## WORK INSTRUCTIONS
Copy out, unchanged, the lines of the material that run from its very first line through the line containing "log-entry-collapsed[interactable]: 0.55ms: event", including both of those lines.

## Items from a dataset
□ □ □ □ □ □ □
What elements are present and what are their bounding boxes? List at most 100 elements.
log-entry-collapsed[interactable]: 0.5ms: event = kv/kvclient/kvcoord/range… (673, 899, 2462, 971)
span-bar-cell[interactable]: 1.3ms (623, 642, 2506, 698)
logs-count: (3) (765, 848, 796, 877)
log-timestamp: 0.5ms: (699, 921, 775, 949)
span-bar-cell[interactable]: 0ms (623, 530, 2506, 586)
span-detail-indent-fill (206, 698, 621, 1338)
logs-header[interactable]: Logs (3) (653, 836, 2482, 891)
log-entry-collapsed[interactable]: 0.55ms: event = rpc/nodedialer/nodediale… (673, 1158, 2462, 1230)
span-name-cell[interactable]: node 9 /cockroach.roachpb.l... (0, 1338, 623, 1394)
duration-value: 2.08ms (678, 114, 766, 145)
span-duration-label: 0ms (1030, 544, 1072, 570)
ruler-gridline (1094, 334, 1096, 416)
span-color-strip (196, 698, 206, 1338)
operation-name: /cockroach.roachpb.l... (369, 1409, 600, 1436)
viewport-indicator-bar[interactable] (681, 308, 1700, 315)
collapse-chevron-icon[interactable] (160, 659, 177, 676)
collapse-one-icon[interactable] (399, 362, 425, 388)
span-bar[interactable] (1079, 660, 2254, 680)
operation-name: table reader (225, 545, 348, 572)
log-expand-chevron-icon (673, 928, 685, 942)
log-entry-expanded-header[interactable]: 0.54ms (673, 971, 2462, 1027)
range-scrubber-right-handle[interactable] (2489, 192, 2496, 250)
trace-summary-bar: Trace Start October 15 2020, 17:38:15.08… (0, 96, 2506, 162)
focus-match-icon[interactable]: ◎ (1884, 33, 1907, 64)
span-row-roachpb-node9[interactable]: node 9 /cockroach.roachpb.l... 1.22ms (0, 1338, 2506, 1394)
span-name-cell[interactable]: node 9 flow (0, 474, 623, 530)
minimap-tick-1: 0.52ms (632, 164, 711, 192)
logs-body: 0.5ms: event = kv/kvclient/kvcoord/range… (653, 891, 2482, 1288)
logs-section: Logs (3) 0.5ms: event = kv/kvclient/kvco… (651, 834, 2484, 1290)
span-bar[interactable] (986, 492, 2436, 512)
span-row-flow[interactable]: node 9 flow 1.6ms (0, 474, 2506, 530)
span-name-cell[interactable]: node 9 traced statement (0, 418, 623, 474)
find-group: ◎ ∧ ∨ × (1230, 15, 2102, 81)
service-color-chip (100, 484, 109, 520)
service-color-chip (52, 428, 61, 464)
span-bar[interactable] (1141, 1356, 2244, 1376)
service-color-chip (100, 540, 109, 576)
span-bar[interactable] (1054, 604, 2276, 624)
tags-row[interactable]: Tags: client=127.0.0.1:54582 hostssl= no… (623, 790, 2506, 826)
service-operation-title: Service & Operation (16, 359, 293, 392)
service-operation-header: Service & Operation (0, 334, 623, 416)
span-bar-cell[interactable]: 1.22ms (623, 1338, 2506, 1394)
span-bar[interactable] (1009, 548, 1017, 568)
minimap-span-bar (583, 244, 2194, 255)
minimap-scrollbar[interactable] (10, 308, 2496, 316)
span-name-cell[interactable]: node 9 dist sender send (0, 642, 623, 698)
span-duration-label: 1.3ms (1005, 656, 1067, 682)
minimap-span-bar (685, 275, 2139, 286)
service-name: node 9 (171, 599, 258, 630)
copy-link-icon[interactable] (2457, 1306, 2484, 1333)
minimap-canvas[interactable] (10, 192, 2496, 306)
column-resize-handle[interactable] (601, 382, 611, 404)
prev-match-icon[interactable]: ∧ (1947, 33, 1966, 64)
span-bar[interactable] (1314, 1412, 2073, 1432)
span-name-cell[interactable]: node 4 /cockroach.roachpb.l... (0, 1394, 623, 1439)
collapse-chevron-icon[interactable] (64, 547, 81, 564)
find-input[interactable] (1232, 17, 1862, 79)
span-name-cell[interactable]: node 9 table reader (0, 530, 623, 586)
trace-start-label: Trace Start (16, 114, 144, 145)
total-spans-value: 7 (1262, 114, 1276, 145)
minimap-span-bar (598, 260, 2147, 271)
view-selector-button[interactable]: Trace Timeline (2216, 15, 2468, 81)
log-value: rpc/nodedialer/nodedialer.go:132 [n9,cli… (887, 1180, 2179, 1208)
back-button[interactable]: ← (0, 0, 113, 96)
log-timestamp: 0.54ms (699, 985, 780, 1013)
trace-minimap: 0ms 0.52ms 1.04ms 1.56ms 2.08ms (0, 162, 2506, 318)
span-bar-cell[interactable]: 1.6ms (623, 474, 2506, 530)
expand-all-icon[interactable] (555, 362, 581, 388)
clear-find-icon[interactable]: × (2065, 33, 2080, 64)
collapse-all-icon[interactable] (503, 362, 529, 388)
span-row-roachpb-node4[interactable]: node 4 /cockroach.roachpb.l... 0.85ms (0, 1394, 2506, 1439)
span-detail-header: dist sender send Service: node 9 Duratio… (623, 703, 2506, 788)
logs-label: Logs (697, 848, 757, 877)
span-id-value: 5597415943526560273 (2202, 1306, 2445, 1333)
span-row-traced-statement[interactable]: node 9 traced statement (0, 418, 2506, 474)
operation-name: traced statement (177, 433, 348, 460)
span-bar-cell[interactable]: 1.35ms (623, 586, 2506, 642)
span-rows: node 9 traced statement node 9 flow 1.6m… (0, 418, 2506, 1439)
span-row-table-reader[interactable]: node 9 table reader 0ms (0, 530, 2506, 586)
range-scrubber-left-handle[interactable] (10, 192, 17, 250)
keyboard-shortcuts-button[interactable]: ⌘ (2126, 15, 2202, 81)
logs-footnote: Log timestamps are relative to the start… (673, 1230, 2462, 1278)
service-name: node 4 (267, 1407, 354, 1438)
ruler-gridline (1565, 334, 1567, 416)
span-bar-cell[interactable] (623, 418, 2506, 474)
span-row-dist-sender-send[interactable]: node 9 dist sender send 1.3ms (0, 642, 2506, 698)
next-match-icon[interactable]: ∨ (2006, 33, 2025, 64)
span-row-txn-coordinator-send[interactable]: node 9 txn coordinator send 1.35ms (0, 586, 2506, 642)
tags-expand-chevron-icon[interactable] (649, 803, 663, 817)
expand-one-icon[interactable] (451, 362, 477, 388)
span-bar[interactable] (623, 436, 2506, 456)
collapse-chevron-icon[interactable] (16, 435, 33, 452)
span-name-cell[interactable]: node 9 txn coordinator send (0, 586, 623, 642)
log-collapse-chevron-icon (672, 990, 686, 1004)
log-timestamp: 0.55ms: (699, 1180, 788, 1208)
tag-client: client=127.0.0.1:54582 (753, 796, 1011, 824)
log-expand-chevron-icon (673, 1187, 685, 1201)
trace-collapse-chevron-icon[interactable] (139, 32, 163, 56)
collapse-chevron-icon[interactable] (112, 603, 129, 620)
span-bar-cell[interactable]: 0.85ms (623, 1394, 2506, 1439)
□ □ □ □ □ □ □
## COMPLETE OUTPUT
What elements are present and what are their bounding boxes? List at most 100 elements.
log-entry-collapsed[interactable]: 0.5ms: event = kv/kvclient/kvcoord/range… (673, 899, 2462, 971)
span-bar-cell[interactable]: 1.3ms (623, 642, 2506, 698)
logs-count: (3) (765, 848, 796, 877)
log-timestamp: 0.5ms: (699, 921, 775, 949)
span-bar-cell[interactable]: 0ms (623, 530, 2506, 586)
span-detail-indent-fill (206, 698, 621, 1338)
logs-header[interactable]: Logs (3) (653, 836, 2482, 891)
log-entry-collapsed[interactable]: 0.55ms: event = rpc/nodedialer/nodediale… (673, 1158, 2462, 1230)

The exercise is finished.